Given exercise –
Restate, word for word, the run of lines that starts at the line containing "Output a JSON" and ends with the final line of the listing. Leave pictures out.

Extracted records:
......
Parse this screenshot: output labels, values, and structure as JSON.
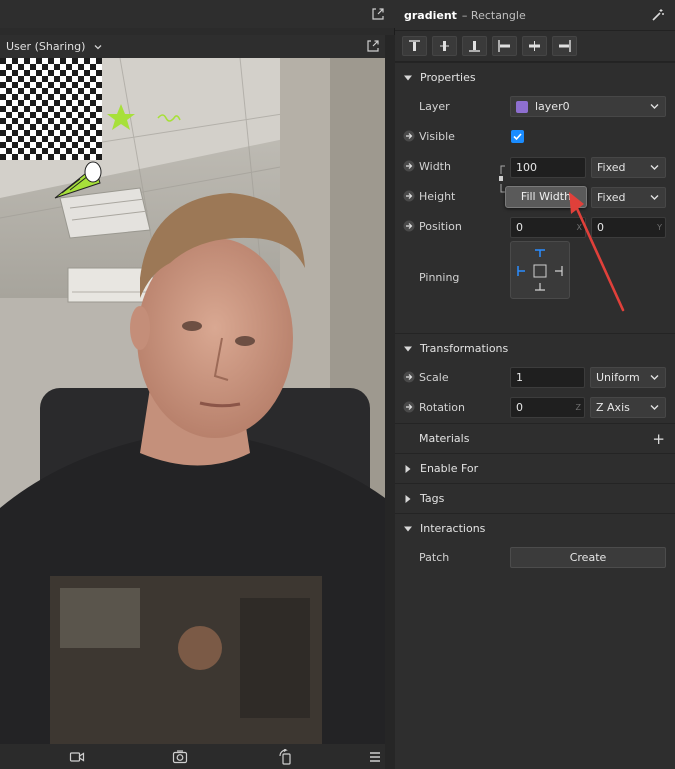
{
  "viewer": {
    "user_selector": "User (Sharing)"
  },
  "inspector": {
    "object_name": "gradient",
    "object_type": "– Rectangle",
    "sections": {
      "properties": "Properties",
      "transformations": "Transformations",
      "materials": "Materials",
      "enable_for": "Enable For",
      "tags": "Tags",
      "interactions": "Interactions"
    },
    "properties": {
      "layer_label": "Layer",
      "layer_value": "layer0",
      "visible_label": "Visible",
      "visible_checked": true,
      "width_label": "Width",
      "width_value": "100",
      "width_mode": "Fixed",
      "height_label": "Height",
      "height_mode": "Fixed",
      "position_label": "Position",
      "position_x": "0",
      "position_y": "0",
      "unit_x": "X",
      "unit_y": "Y",
      "pinning_label": "Pinning"
    },
    "tooltip": "Fill Width",
    "transformations": {
      "scale_label": "Scale",
      "scale_value": "1",
      "scale_mode": "Uniform",
      "rotation_label": "Rotation",
      "rotation_value": "0",
      "rotation_unit": "Z",
      "rotation_axis": "Z Axis"
    },
    "interactions": {
      "patch_label": "Patch",
      "create_label": "Create"
    }
  },
  "colors": {
    "accent_blue": "#1a8cff",
    "annotation_red": "#e0403a",
    "layer_purple": "#8e6fd0"
  }
}
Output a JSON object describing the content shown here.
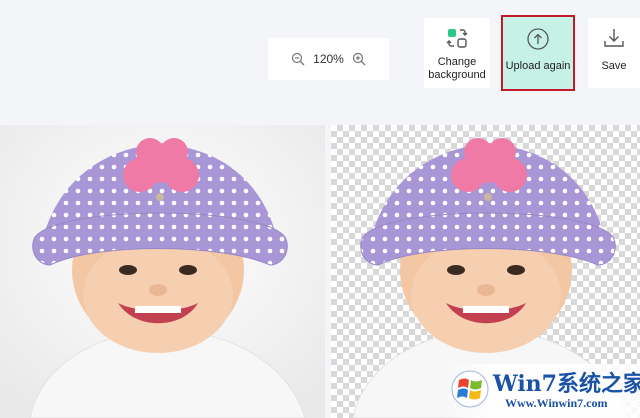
{
  "toolbar": {
    "zoom_level": "120%",
    "zoom_out_icon": "zoom-out-icon",
    "zoom_in_icon": "zoom-in-icon",
    "change_background_label": "Change background",
    "upload_again_label": "Upload again",
    "save_label": "Save"
  },
  "colors": {
    "page_bg": "#f4f5f8",
    "upload_button_bg": "#c6f2e6",
    "upload_button_border": "#c3192b",
    "swatch_green": "#2dc98b",
    "watermark_blue": "#1a52a8"
  },
  "watermark": {
    "title": "Win7系统之家",
    "url": "Www.Winwin7.com"
  }
}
......
Finished exercise –
Output a JSON object describing the content shown here.
{
  "toolbar": {
    "zoom_level": "120%",
    "zoom_out_icon": "zoom-out-icon",
    "zoom_in_icon": "zoom-in-icon",
    "change_background_label": "Change background",
    "upload_again_label": "Upload again",
    "save_label": "Save"
  },
  "colors": {
    "page_bg": "#f4f5f8",
    "upload_button_bg": "#c6f2e6",
    "upload_button_border": "#c3192b",
    "swatch_green": "#2dc98b",
    "watermark_blue": "#1a52a8"
  },
  "watermark": {
    "title": "Win7系统之家",
    "url": "Www.Winwin7.com"
  }
}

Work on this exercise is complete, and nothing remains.